Short exercise
Copy out every line that contains "name".

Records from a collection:
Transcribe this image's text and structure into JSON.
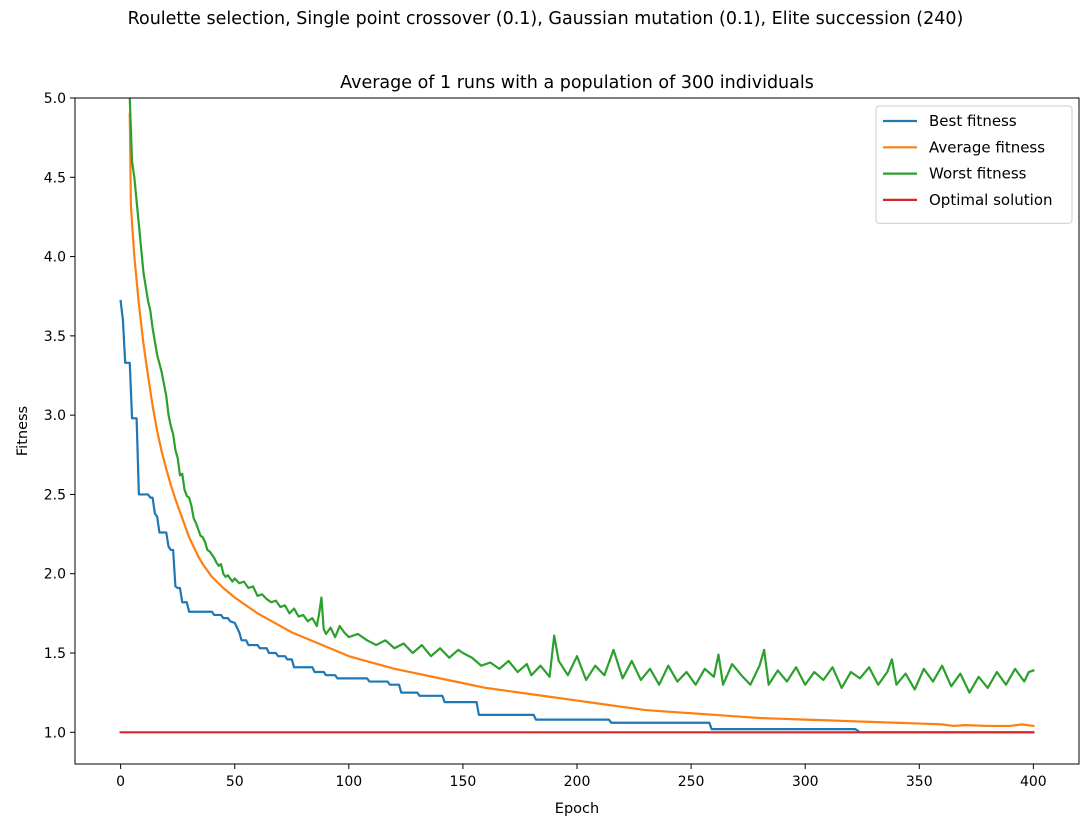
{
  "figure": {
    "suptitle": "Roulette selection, Single point crossover (0.1), Gaussian mutation (0.1), Elite succession (240)"
  },
  "chart_data": {
    "type": "line",
    "title": "Average of 1 runs with a population of 300 individuals",
    "xlabel": "Epoch",
    "ylabel": "Fitness",
    "xlim": [
      -20,
      420
    ],
    "ylim": [
      0.8,
      5.0
    ],
    "xticks": [
      0,
      50,
      100,
      150,
      200,
      250,
      300,
      350,
      400
    ],
    "xtick_labels": [
      "0",
      "50",
      "100",
      "150",
      "200",
      "250",
      "300",
      "350",
      "400"
    ],
    "yticks": [
      1.0,
      1.5,
      2.0,
      2.5,
      3.0,
      3.5,
      4.0,
      4.5,
      5.0
    ],
    "ytick_labels": [
      "1.0",
      "1.5",
      "2.0",
      "2.5",
      "3.0",
      "3.5",
      "4.0",
      "4.5",
      "5.0"
    ],
    "grid": false,
    "legend_position": "top-right",
    "series": [
      {
        "name": "Best fitness",
        "color": "#1f77b4",
        "points": [
          [
            0,
            3.72
          ],
          [
            1,
            3.6
          ],
          [
            2,
            3.33
          ],
          [
            4,
            3.33
          ],
          [
            5,
            2.98
          ],
          [
            7,
            2.98
          ],
          [
            8,
            2.5
          ],
          [
            12,
            2.5
          ],
          [
            13,
            2.48
          ],
          [
            14,
            2.48
          ],
          [
            15,
            2.38
          ],
          [
            16,
            2.36
          ],
          [
            17,
            2.26
          ],
          [
            20,
            2.26
          ],
          [
            21,
            2.17
          ],
          [
            22,
            2.15
          ],
          [
            23,
            2.15
          ],
          [
            24,
            1.92
          ],
          [
            25,
            1.91
          ],
          [
            26,
            1.91
          ],
          [
            27,
            1.82
          ],
          [
            29,
            1.82
          ],
          [
            30,
            1.76
          ],
          [
            40,
            1.76
          ],
          [
            41,
            1.74
          ],
          [
            44,
            1.74
          ],
          [
            45,
            1.72
          ],
          [
            47,
            1.72
          ],
          [
            48,
            1.7
          ],
          [
            50,
            1.69
          ],
          [
            51,
            1.66
          ],
          [
            52,
            1.63
          ],
          [
            53,
            1.58
          ],
          [
            55,
            1.58
          ],
          [
            56,
            1.55
          ],
          [
            60,
            1.55
          ],
          [
            61,
            1.53
          ],
          [
            64,
            1.53
          ],
          [
            65,
            1.5
          ],
          [
            68,
            1.5
          ],
          [
            69,
            1.48
          ],
          [
            72,
            1.48
          ],
          [
            73,
            1.46
          ],
          [
            75,
            1.46
          ],
          [
            76,
            1.41
          ],
          [
            84,
            1.41
          ],
          [
            85,
            1.38
          ],
          [
            89,
            1.38
          ],
          [
            90,
            1.36
          ],
          [
            94,
            1.36
          ],
          [
            95,
            1.34
          ],
          [
            108,
            1.34
          ],
          [
            109,
            1.32
          ],
          [
            117,
            1.32
          ],
          [
            118,
            1.3
          ],
          [
            122,
            1.3
          ],
          [
            123,
            1.25
          ],
          [
            130,
            1.25
          ],
          [
            131,
            1.23
          ],
          [
            141,
            1.23
          ],
          [
            142,
            1.19
          ],
          [
            156,
            1.19
          ],
          [
            157,
            1.11
          ],
          [
            181,
            1.11
          ],
          [
            182,
            1.08
          ],
          [
            214,
            1.08
          ],
          [
            215,
            1.06
          ],
          [
            258,
            1.06
          ],
          [
            259,
            1.02
          ],
          [
            322,
            1.02
          ],
          [
            324,
            1.0
          ],
          [
            400,
            1.0
          ]
        ]
      },
      {
        "name": "Average fitness",
        "color": "#ff7f0e",
        "points": [
          [
            4,
            4.9
          ],
          [
            4.5,
            4.32
          ],
          [
            6,
            4.0
          ],
          [
            8,
            3.7
          ],
          [
            10,
            3.45
          ],
          [
            12,
            3.25
          ],
          [
            14,
            3.06
          ],
          [
            16,
            2.9
          ],
          [
            18,
            2.77
          ],
          [
            20,
            2.66
          ],
          [
            22,
            2.56
          ],
          [
            24,
            2.47
          ],
          [
            26,
            2.39
          ],
          [
            28,
            2.31
          ],
          [
            30,
            2.23
          ],
          [
            32,
            2.17
          ],
          [
            34,
            2.11
          ],
          [
            36,
            2.06
          ],
          [
            38,
            2.02
          ],
          [
            40,
            1.98
          ],
          [
            45,
            1.91
          ],
          [
            50,
            1.85
          ],
          [
            55,
            1.8
          ],
          [
            60,
            1.75
          ],
          [
            65,
            1.71
          ],
          [
            70,
            1.67
          ],
          [
            75,
            1.63
          ],
          [
            80,
            1.6
          ],
          [
            85,
            1.57
          ],
          [
            90,
            1.54
          ],
          [
            95,
            1.51
          ],
          [
            100,
            1.48
          ],
          [
            110,
            1.44
          ],
          [
            120,
            1.4
          ],
          [
            130,
            1.37
          ],
          [
            140,
            1.34
          ],
          [
            150,
            1.31
          ],
          [
            160,
            1.28
          ],
          [
            170,
            1.26
          ],
          [
            180,
            1.24
          ],
          [
            190,
            1.22
          ],
          [
            200,
            1.2
          ],
          [
            210,
            1.18
          ],
          [
            220,
            1.16
          ],
          [
            230,
            1.14
          ],
          [
            240,
            1.13
          ],
          [
            250,
            1.12
          ],
          [
            260,
            1.11
          ],
          [
            270,
            1.1
          ],
          [
            280,
            1.09
          ],
          [
            290,
            1.085
          ],
          [
            300,
            1.08
          ],
          [
            310,
            1.075
          ],
          [
            320,
            1.07
          ],
          [
            330,
            1.065
          ],
          [
            340,
            1.06
          ],
          [
            350,
            1.055
          ],
          [
            360,
            1.05
          ],
          [
            365,
            1.04
          ],
          [
            370,
            1.045
          ],
          [
            380,
            1.04
          ],
          [
            390,
            1.04
          ],
          [
            395,
            1.05
          ],
          [
            400,
            1.04
          ]
        ]
      },
      {
        "name": "Worst fitness",
        "color": "#2ca02c",
        "points": [
          [
            4,
            5.0
          ],
          [
            5,
            4.6
          ],
          [
            6,
            4.5
          ],
          [
            8,
            4.2
          ],
          [
            10,
            3.9
          ],
          [
            12,
            3.72
          ],
          [
            13,
            3.66
          ],
          [
            14,
            3.55
          ],
          [
            16,
            3.38
          ],
          [
            18,
            3.27
          ],
          [
            20,
            3.12
          ],
          [
            21,
            3.0
          ],
          [
            22,
            2.93
          ],
          [
            23,
            2.88
          ],
          [
            24,
            2.78
          ],
          [
            25,
            2.73
          ],
          [
            26,
            2.62
          ],
          [
            27,
            2.63
          ],
          [
            28,
            2.53
          ],
          [
            29,
            2.49
          ],
          [
            30,
            2.48
          ],
          [
            31,
            2.43
          ],
          [
            32,
            2.35
          ],
          [
            33,
            2.32
          ],
          [
            34,
            2.28
          ],
          [
            35,
            2.24
          ],
          [
            36,
            2.23
          ],
          [
            37,
            2.2
          ],
          [
            38,
            2.15
          ],
          [
            39,
            2.14
          ],
          [
            40,
            2.12
          ],
          [
            41,
            2.1
          ],
          [
            42,
            2.07
          ],
          [
            43,
            2.05
          ],
          [
            44,
            2.06
          ],
          [
            45,
            2.0
          ],
          [
            46,
            1.98
          ],
          [
            47,
            1.99
          ],
          [
            48,
            1.97
          ],
          [
            49,
            1.95
          ],
          [
            50,
            1.97
          ],
          [
            52,
            1.94
          ],
          [
            54,
            1.95
          ],
          [
            56,
            1.91
          ],
          [
            58,
            1.92
          ],
          [
            60,
            1.86
          ],
          [
            62,
            1.87
          ],
          [
            64,
            1.84
          ],
          [
            66,
            1.82
          ],
          [
            68,
            1.83
          ],
          [
            70,
            1.79
          ],
          [
            72,
            1.8
          ],
          [
            74,
            1.75
          ],
          [
            76,
            1.78
          ],
          [
            78,
            1.73
          ],
          [
            80,
            1.74
          ],
          [
            82,
            1.7
          ],
          [
            84,
            1.72
          ],
          [
            86,
            1.67
          ],
          [
            87,
            1.75
          ],
          [
            88,
            1.85
          ],
          [
            89,
            1.65
          ],
          [
            90,
            1.62
          ],
          [
            92,
            1.66
          ],
          [
            94,
            1.6
          ],
          [
            96,
            1.67
          ],
          [
            98,
            1.63
          ],
          [
            100,
            1.6
          ],
          [
            104,
            1.62
          ],
          [
            108,
            1.58
          ],
          [
            112,
            1.55
          ],
          [
            116,
            1.58
          ],
          [
            120,
            1.53
          ],
          [
            124,
            1.56
          ],
          [
            128,
            1.5
          ],
          [
            132,
            1.55
          ],
          [
            136,
            1.48
          ],
          [
            140,
            1.53
          ],
          [
            144,
            1.47
          ],
          [
            148,
            1.52
          ],
          [
            150,
            1.5
          ],
          [
            154,
            1.47
          ],
          [
            158,
            1.42
          ],
          [
            162,
            1.44
          ],
          [
            166,
            1.4
          ],
          [
            170,
            1.45
          ],
          [
            174,
            1.38
          ],
          [
            178,
            1.43
          ],
          [
            180,
            1.36
          ],
          [
            184,
            1.42
          ],
          [
            188,
            1.35
          ],
          [
            190,
            1.61
          ],
          [
            192,
            1.45
          ],
          [
            196,
            1.36
          ],
          [
            200,
            1.48
          ],
          [
            204,
            1.33
          ],
          [
            208,
            1.42
          ],
          [
            212,
            1.36
          ],
          [
            216,
            1.52
          ],
          [
            220,
            1.34
          ],
          [
            224,
            1.45
          ],
          [
            228,
            1.33
          ],
          [
            232,
            1.4
          ],
          [
            236,
            1.3
          ],
          [
            240,
            1.42
          ],
          [
            244,
            1.32
          ],
          [
            248,
            1.38
          ],
          [
            252,
            1.3
          ],
          [
            256,
            1.4
          ],
          [
            260,
            1.35
          ],
          [
            262,
            1.49
          ],
          [
            264,
            1.3
          ],
          [
            268,
            1.43
          ],
          [
            272,
            1.36
          ],
          [
            276,
            1.3
          ],
          [
            280,
            1.42
          ],
          [
            282,
            1.52
          ],
          [
            284,
            1.3
          ],
          [
            288,
            1.39
          ],
          [
            292,
            1.32
          ],
          [
            296,
            1.41
          ],
          [
            300,
            1.3
          ],
          [
            304,
            1.38
          ],
          [
            308,
            1.33
          ],
          [
            312,
            1.41
          ],
          [
            316,
            1.28
          ],
          [
            320,
            1.38
          ],
          [
            324,
            1.34
          ],
          [
            328,
            1.41
          ],
          [
            332,
            1.3
          ],
          [
            336,
            1.38
          ],
          [
            338,
            1.46
          ],
          [
            340,
            1.3
          ],
          [
            344,
            1.37
          ],
          [
            348,
            1.27
          ],
          [
            352,
            1.4
          ],
          [
            356,
            1.32
          ],
          [
            360,
            1.42
          ],
          [
            364,
            1.29
          ],
          [
            368,
            1.37
          ],
          [
            372,
            1.25
          ],
          [
            376,
            1.35
          ],
          [
            380,
            1.28
          ],
          [
            384,
            1.38
          ],
          [
            388,
            1.3
          ],
          [
            392,
            1.4
          ],
          [
            396,
            1.32
          ],
          [
            398,
            1.38
          ],
          [
            400,
            1.39
          ]
        ]
      },
      {
        "name": "Optimal solution",
        "color": "#d62728",
        "points": [
          [
            0,
            1.0
          ],
          [
            400,
            1.0
          ]
        ]
      }
    ]
  }
}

Task solution
        "name": "Best fitness",
        "name": "Average fitness",
        "name": "Worst fitness",
        "name": "Optimal solution",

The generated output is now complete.